## Problem requirements
Below are the entries; count the lines in them that contain the word "there" and give only the number.

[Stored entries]
--

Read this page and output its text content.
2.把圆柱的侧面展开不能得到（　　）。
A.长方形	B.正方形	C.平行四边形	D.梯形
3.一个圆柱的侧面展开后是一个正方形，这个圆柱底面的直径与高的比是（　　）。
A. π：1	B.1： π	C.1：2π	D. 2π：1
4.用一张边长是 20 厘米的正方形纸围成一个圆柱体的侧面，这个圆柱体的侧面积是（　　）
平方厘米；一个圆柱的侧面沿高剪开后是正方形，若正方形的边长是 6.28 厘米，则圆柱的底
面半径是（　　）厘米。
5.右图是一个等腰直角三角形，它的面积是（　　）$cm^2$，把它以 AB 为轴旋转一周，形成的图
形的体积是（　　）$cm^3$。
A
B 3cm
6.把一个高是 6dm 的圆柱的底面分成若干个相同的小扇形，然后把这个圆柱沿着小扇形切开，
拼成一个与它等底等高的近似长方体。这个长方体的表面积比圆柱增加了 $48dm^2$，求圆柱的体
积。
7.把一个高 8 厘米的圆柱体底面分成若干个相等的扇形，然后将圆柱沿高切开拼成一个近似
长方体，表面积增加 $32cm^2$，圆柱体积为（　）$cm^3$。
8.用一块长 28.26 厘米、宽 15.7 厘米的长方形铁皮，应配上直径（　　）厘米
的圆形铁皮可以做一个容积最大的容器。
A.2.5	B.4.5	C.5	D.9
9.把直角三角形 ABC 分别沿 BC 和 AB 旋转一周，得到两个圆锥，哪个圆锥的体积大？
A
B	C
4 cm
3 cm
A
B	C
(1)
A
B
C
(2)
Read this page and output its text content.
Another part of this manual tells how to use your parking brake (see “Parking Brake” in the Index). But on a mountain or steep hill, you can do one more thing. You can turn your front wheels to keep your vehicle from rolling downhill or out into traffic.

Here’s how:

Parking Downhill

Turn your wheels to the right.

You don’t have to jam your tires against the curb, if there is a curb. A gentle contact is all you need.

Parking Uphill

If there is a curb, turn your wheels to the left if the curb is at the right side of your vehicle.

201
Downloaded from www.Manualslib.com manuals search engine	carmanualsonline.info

--

## Finished exercise
2